Entries provided:
※

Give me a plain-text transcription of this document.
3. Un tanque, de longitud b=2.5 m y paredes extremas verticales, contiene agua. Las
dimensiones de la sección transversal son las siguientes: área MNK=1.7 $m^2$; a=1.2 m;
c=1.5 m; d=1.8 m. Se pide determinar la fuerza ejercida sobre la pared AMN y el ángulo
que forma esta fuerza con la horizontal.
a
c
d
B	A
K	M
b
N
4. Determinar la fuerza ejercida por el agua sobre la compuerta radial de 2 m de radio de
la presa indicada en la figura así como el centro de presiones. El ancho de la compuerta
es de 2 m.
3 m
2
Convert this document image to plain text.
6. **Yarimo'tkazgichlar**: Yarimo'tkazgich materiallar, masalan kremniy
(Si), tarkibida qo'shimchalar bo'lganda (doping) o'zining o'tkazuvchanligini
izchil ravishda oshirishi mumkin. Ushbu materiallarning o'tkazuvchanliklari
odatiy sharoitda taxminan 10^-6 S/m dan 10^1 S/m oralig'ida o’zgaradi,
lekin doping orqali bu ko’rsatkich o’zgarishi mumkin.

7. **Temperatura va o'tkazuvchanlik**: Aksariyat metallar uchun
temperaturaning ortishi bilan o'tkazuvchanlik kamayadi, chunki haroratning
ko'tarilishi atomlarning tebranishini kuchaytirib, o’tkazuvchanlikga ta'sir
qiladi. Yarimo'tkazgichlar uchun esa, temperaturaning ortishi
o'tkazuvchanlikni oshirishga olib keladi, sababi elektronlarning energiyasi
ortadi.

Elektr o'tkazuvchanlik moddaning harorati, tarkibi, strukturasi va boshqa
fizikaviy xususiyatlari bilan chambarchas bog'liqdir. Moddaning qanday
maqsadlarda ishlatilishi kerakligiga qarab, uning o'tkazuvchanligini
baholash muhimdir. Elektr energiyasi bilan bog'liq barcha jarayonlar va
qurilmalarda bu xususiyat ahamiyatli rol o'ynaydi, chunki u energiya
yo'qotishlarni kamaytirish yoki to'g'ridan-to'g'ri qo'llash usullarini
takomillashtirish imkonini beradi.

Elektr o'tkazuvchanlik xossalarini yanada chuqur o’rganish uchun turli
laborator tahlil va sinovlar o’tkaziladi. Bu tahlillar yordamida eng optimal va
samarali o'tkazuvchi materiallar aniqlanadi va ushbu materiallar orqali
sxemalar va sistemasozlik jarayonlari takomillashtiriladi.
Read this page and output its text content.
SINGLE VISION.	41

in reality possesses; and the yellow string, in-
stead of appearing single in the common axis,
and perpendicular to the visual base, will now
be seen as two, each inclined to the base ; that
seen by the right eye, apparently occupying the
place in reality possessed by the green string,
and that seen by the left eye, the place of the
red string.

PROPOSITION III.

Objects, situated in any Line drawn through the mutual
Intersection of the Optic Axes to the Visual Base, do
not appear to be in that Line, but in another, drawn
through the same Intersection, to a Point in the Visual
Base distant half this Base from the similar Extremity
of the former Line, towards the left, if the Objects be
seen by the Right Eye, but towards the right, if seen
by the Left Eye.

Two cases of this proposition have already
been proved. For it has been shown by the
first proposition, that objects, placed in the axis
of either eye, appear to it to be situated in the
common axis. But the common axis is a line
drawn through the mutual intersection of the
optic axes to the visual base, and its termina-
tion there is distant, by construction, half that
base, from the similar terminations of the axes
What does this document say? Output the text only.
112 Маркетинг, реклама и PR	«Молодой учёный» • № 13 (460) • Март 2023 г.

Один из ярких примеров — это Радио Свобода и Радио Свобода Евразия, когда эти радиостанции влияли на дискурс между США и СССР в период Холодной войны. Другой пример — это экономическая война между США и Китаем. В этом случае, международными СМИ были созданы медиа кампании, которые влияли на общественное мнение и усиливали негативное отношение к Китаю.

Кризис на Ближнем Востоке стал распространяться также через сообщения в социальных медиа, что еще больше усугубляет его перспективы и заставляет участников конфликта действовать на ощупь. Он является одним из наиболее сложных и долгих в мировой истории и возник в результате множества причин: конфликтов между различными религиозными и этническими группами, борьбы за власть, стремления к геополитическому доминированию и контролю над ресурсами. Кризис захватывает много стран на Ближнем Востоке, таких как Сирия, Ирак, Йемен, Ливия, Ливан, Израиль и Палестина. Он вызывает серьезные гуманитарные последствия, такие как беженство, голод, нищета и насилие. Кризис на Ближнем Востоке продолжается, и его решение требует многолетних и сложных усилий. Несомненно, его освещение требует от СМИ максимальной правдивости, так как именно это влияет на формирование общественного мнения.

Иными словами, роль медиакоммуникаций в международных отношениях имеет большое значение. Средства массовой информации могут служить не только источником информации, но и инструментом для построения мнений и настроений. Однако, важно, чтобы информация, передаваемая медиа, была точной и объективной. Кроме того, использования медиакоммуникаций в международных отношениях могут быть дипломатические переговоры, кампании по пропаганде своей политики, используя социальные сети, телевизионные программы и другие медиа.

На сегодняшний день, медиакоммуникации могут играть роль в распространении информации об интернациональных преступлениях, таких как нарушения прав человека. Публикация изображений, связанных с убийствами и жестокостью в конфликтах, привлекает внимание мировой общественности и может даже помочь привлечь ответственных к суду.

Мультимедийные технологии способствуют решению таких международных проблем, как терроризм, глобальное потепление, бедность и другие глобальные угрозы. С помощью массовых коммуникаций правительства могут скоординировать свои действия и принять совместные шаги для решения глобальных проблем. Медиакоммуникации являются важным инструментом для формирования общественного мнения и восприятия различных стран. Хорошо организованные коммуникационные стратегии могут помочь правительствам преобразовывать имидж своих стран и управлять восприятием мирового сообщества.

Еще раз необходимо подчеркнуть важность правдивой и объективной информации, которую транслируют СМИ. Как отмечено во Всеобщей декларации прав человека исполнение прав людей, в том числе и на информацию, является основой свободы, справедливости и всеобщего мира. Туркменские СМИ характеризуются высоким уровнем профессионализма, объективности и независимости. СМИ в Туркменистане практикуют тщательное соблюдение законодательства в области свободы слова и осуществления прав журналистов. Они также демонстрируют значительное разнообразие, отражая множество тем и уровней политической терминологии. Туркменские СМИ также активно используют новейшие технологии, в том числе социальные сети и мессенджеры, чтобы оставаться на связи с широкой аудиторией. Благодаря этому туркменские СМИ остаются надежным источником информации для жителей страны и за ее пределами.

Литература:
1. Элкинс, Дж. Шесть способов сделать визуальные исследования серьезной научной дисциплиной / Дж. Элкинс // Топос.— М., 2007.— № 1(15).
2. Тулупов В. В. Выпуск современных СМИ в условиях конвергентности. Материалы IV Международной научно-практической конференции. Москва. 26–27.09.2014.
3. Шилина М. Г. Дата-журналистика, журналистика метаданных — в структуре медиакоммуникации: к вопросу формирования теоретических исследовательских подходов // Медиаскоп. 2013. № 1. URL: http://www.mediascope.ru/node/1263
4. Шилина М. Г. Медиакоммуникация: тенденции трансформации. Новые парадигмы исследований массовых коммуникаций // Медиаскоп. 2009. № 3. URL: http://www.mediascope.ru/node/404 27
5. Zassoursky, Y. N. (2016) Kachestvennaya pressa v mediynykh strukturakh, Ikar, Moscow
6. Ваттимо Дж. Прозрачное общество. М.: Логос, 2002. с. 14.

※

What is asked: Go through the data and return every record exactly.

Result:
Give me a plain-text transcription of this document.
3. Un tanque, de longitud b=2.5 m y paredes extremas verticales, contiene agua. Las
dimensiones de la sección transversal son las siguientes: área MNK=1.7 $m^2$; a=1.2 m;
c=1.5 m; d=1.8 m. Se pide determinar la fuerza ejercida sobre la pared AMN y el ángulo
que forma esta fuerza con la horizontal.
a
c
d
B	A
K	M
b
N
4. Determinar la fuerza ejercida por el agua sobre la compuerta radial de 2 m de radio de
la presa indicada en la figura así como el centro de presiones. El ancho de la compuerta
es de 2 m.
3 m
2
Convert this document image to plain text.
6. **Yarimo'tkazgichlar**: Yarimo'tkazgich materiallar, masalan kremniy
(Si), tarkibida qo'shimchalar bo'lganda (doping) o'zining o'tkazuvchanligini
izchil ravishda oshirishi mumkin. Ushbu materiallarning o'tkazuvchanliklari
odatiy sharoitda taxminan 10^-6 S/m dan 10^1 S/m oralig'ida o’zgaradi,
lekin doping orqali bu ko’rsatkich o’zgarishi mumkin.

7. **Temperatura va o'tkazuvchanlik**: Aksariyat metallar uchun
temperaturaning ortishi bilan o'tkazuvchanlik kamayadi, chunki haroratning
ko'tarilishi atomlarning tebranishini kuchaytirib, o’tkazuvchanlikga ta'sir
qiladi. Yarimo'tkazgichlar uchun esa, temperaturaning ortishi
o'tkazuvchanlikni oshirishga olib keladi, sababi elektronlarning energiyasi
ortadi.

Elektr o'tkazuvchanlik moddaning harorati, tarkibi, strukturasi va boshqa
fizikaviy xususiyatlari bilan chambarchas bog'liqdir. Moddaning qanday
maqsadlarda ishlatilishi kerakligiga qarab, uning o'tkazuvchanligini
baholash muhimdir. Elektr energiyasi bilan bog'liq barcha jarayonlar va
qurilmalarda bu xususiyat ahamiyatli rol o'ynaydi, chunki u energiya
yo'qotishlarni kamaytirish yoki to'g'ridan-to'g'ri qo'llash usullarini
takomillashtirish imkonini beradi.

Elektr o'tkazuvchanlik xossalarini yanada chuqur o’rganish uchun turli
laborator tahlil va sinovlar o’tkaziladi. Bu tahlillar yordamida eng optimal va
samarali o'tkazuvchi materiallar aniqlanadi va ushbu materiallar orqali
sxemalar va sistemasozlik jarayonlari takomillashtiriladi.
Read this page and output its text content.
SINGLE VISION.	41

in reality possesses; and the yellow string, in-
stead of appearing single in the common axis,
and perpendicular to the visual base, will now
be seen as two, each inclined to the base ; that
seen by the right eye, apparently occupying the
place in reality possessed by the green string,
and that seen by the left eye, the place of the
red string.

PROPOSITION III.

Objects, situated in any Line drawn through the mutual
Intersection of the Optic Axes to the Visual Base, do
not appear to be in that Line, but in another, drawn
through the same Intersection, to a Point in the Visual
Base distant half this Base from the similar Extremity
of the former Line, towards the left, if the Objects be
seen by the Right Eye, but towards the right, if seen
by the Left Eye.

Two cases of this proposition have already
been proved. For it has been shown by the
first proposition, that objects, placed in the axis
of either eye, appear to it to be situated in the
common axis. But the common axis is a line
drawn through the mutual intersection of the
optic axes to the visual base, and its termina-
tion there is distant, by construction, half that
base, from the similar terminations of the axes
What does this document say? Output the text only.
112 Маркетинг, реклама и PR	«Молодой учёный» • № 13 (460) • Март 2023 г.

Один из ярких примеров — это Радио Свобода и Радио Свобода Евразия, когда эти радиостанции влияли на дискурс между США и СССР в период Холодной войны. Другой пример — это экономическая война между США и Китаем. В этом случае, международными СМИ были созданы медиа кампании, которые влияли на общественное мнение и усиливали негативное отношение к Китаю.

Кризис на Ближнем Востоке стал распространяться также через сообщения в социальных медиа, что еще больше усугубляет его перспективы и заставляет участников конфликта действовать на ощупь. Он является одним из наиболее сложных и долгих в мировой истории и возник в результате множества причин: конфликтов между различными религиозными и этническими группами, борьбы за власть, стремления к геополитическому доминированию и контролю над ресурсами. Кризис захватывает много стран на Ближнем Востоке, таких как Сирия, Ирак, Йемен, Ливия, Ливан, Израиль и Палестина. Он вызывает серьезные гуманитарные последствия, такие как беженство, голод, нищета и насилие. Кризис на Ближнем Востоке продолжается, и его решение требует многолетних и сложных усилий. Несомненно, его освещение требует от СМИ максимальной правдивости, так как именно это влияет на формирование общественного мнения.

Иными словами, роль медиакоммуникаций в международных отношениях имеет большое значение. Средства массовой информации могут служить не только источником информации, но и инструментом для построения мнений и настроений. Однако, важно, чтобы информация, передаваемая медиа, была точной и объективной. Кроме того, использования медиакоммуникаций в международных отношениях могут быть дипломатические переговоры, кампании по пропаганде своей политики, используя социальные сети, телевизионные программы и другие медиа.

На сегодняшний день, медиакоммуникации могут играть роль в распространении информации об интернациональных преступлениях, таких как нарушения прав человека. Публикация изображений, связанных с убийствами и жестокостью в конфликтах, привлекает внимание мировой общественности и может даже помочь привлечь ответственных к суду.

Мультимедийные технологии способствуют решению таких международных проблем, как терроризм, глобальное потепление, бедность и другие глобальные угрозы. С помощью массовых коммуникаций правительства могут скоординировать свои действия и принять совместные шаги для решения глобальных проблем. Медиакоммуникации являются важным инструментом для формирования общественного мнения и восприятия различных стран. Хорошо организованные коммуникационные стратегии могут помочь правительствам преобразовывать имидж своих стран и управлять восприятием мирового сообщества.

Еще раз необходимо подчеркнуть важность правдивой и объективной информации, которую транслируют СМИ. Как отмечено во Всеобщей декларации прав человека исполнение прав людей, в том числе и на информацию, является основой свободы, справедливости и всеобщего мира. Туркменские СМИ характеризуются высоким уровнем профессионализма, объективности и независимости. СМИ в Туркменистане практикуют тщательное соблюдение законодательства в области свободы слова и осуществления прав журналистов. Они также демонстрируют значительное разнообразие, отражая множество тем и уровней политической терминологии. Туркменские СМИ также активно используют новейшие технологии, в том числе социальные сети и мессенджеры, чтобы оставаться на связи с широкой аудиторией. Благодаря этому туркменские СМИ остаются надежным источником информации для жителей страны и за ее пределами.

Литература:
1. Элкинс, Дж. Шесть способов сделать визуальные исследования серьезной научной дисциплиной / Дж. Элкинс // Топос.— М., 2007.— № 1(15).
2. Тулупов В. В. Выпуск современных СМИ в условиях конвергентности. Материалы IV Международной научно-практической конференции. Москва. 26–27.09.2014.
3. Шилина М. Г. Дата-журналистика, журналистика метаданных — в структуре медиакоммуникации: к вопросу формирования теоретических исследовательских подходов // Медиаскоп. 2013. № 1. URL: http://www.mediascope.ru/node/1263
4. Шилина М. Г. Медиакоммуникация: тенденции трансформации. Новые парадигмы исследований массовых коммуникаций // Медиаскоп. 2009. № 3. URL: http://www.mediascope.ru/node/404 27
5. Zassoursky, Y. N. (2016) Kachestvennaya pressa v mediynykh strukturakh, Ikar, Moscow
6. Ваттимо Дж. Прозрачное общество. М.: Логос, 2002. с. 14.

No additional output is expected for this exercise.